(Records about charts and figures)
::::::

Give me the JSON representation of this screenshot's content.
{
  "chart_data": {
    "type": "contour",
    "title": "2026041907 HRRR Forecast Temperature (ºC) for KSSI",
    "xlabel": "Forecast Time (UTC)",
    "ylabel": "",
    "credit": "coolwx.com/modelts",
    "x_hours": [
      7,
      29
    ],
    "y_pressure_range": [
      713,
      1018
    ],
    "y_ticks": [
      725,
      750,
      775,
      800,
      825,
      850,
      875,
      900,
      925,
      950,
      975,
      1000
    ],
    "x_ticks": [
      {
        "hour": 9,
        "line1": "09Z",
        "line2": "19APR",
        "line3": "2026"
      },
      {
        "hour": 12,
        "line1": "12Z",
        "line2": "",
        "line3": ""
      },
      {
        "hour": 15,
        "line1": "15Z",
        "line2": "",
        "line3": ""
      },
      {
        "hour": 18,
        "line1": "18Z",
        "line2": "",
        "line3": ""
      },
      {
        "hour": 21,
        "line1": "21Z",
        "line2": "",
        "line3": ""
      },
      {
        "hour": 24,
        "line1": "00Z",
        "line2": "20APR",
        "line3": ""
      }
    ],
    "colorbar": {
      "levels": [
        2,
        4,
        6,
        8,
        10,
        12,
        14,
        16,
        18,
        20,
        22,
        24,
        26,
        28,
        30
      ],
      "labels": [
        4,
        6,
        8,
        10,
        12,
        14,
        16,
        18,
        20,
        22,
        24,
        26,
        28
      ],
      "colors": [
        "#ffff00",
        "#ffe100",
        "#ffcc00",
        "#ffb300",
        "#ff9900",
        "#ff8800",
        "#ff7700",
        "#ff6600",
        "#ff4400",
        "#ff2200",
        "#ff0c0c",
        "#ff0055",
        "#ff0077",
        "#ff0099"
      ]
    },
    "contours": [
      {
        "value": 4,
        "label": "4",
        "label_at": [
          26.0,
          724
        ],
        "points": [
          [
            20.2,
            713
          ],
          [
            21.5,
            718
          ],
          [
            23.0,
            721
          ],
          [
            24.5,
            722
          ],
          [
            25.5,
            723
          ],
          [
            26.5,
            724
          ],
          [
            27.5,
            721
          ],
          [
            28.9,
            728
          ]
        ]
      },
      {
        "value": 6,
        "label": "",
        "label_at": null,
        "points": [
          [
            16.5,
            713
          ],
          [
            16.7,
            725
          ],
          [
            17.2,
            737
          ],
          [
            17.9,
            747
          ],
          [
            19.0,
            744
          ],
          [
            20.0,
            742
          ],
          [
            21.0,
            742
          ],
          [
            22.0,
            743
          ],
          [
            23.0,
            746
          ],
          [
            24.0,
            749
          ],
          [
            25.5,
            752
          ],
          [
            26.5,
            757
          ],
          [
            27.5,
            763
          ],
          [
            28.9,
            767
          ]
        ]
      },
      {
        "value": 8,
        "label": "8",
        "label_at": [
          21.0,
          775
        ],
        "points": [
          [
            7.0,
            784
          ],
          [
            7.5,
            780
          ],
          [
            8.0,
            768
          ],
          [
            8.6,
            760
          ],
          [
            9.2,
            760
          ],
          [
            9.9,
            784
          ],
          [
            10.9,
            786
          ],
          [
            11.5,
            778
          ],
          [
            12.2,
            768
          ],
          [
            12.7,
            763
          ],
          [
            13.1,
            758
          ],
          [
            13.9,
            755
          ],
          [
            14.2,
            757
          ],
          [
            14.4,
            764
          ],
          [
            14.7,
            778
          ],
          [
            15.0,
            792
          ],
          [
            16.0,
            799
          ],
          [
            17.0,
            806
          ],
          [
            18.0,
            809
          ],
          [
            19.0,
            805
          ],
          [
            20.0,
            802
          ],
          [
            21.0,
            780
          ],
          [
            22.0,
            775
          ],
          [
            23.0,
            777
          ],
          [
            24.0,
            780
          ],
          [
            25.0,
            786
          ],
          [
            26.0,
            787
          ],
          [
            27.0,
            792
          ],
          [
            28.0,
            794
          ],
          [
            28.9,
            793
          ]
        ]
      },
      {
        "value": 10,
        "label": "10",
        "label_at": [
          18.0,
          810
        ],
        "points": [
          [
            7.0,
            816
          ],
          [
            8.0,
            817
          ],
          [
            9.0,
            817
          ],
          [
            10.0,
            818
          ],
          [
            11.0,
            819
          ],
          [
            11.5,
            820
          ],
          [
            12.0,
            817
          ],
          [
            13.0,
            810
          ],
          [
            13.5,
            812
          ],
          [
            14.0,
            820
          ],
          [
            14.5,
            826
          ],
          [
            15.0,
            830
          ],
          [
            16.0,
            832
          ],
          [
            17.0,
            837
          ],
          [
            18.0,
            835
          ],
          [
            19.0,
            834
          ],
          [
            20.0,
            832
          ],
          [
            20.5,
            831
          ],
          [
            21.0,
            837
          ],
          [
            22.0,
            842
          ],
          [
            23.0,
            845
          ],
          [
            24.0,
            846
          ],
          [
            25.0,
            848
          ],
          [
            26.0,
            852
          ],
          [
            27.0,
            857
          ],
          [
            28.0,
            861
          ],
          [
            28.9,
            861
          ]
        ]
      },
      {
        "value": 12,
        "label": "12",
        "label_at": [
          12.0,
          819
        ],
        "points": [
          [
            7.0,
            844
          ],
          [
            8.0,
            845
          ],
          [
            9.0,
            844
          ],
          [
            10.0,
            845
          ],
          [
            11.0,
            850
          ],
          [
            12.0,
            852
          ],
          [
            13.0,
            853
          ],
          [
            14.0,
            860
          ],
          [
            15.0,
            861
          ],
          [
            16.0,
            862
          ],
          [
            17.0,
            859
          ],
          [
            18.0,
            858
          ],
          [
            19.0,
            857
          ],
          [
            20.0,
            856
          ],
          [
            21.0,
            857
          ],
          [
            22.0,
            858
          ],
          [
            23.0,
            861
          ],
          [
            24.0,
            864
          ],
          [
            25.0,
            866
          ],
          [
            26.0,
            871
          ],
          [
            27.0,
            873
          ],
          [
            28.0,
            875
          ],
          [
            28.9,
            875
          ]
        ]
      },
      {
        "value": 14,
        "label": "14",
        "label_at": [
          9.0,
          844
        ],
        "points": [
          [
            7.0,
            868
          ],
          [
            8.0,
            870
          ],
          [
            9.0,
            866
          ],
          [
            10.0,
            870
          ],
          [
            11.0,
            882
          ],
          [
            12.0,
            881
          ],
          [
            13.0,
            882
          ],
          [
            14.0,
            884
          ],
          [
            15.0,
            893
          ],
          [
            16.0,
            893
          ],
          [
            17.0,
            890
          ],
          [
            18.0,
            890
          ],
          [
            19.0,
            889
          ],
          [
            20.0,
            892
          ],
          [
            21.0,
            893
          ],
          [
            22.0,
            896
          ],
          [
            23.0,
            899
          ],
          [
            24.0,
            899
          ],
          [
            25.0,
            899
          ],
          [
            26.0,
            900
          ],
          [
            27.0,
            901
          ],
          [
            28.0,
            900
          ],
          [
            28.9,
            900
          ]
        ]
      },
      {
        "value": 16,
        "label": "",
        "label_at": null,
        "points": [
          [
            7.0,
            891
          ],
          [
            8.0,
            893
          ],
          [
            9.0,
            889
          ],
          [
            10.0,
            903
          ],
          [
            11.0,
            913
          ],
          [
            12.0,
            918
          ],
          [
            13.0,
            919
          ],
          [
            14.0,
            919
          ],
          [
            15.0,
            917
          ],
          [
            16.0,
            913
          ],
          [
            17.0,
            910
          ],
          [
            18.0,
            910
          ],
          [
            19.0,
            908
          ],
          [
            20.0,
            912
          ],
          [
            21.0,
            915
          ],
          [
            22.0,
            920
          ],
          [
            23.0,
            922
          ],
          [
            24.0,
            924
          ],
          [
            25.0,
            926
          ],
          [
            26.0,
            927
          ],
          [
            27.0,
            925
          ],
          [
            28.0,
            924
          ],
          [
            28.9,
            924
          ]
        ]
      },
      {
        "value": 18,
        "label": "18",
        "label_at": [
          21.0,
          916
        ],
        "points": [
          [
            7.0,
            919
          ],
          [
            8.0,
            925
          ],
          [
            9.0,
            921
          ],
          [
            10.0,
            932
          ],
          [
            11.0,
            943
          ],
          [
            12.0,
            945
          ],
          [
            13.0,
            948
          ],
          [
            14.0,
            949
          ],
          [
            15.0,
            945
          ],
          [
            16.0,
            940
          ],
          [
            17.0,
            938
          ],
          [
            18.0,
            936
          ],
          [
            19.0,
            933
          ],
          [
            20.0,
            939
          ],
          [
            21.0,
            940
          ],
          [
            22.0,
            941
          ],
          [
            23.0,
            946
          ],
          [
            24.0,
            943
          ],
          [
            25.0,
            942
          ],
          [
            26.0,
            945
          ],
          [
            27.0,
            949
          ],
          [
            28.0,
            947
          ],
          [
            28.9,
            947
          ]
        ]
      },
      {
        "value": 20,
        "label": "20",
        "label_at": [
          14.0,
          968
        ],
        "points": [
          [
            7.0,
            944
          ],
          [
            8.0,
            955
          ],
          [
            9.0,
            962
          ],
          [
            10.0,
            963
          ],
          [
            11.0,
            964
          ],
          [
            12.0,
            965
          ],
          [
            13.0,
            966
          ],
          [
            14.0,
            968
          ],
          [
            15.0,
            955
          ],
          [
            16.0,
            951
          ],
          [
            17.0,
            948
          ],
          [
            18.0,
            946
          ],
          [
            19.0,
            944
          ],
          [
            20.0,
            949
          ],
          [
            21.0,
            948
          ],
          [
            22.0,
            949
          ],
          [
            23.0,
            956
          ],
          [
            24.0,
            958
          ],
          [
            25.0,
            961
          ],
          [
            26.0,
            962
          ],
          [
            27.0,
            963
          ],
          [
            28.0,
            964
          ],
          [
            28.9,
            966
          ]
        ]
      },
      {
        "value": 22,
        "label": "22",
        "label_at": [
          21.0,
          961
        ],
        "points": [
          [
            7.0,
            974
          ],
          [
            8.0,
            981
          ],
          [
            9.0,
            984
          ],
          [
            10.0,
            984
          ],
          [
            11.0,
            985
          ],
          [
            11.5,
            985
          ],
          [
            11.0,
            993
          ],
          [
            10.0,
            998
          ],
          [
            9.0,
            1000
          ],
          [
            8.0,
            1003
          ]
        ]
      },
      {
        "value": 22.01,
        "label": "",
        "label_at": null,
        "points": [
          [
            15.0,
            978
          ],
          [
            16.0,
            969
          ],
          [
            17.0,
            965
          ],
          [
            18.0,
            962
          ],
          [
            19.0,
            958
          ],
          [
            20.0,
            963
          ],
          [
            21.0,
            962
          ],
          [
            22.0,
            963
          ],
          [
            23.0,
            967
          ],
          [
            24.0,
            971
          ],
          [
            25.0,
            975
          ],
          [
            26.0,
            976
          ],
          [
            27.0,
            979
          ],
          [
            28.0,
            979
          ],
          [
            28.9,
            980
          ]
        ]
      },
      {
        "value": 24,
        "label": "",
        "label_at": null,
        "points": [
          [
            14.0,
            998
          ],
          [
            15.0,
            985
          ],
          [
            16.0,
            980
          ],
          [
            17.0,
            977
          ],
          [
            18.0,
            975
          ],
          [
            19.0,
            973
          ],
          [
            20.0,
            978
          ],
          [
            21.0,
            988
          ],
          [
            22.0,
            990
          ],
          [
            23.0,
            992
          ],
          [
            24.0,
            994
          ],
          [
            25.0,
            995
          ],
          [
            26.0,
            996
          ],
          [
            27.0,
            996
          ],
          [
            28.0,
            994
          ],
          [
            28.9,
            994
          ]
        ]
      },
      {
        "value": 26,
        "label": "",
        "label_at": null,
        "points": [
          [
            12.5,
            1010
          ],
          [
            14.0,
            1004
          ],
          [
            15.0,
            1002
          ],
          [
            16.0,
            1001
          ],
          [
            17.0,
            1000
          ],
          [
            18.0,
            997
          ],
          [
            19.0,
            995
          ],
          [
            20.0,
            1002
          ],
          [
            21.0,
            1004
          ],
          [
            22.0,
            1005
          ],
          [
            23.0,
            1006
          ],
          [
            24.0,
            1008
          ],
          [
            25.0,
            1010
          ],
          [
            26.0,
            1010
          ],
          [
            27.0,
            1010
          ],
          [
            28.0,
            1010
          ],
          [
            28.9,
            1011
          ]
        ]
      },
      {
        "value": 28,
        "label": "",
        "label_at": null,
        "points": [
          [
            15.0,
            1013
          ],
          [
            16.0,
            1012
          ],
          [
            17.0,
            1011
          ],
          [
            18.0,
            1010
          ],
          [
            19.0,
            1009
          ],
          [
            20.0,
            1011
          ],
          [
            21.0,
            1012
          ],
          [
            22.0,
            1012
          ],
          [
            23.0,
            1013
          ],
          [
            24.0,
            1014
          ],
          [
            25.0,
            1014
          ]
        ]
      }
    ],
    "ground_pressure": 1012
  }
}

::::::

Goal: In the entries above, find every line with the word "Forecast" and list it.

Written response:
    "title": "2026041907 HRRR Forecast Temperature (ºC) for KSSI",
    "xlabel": "Forecast Time (UTC)",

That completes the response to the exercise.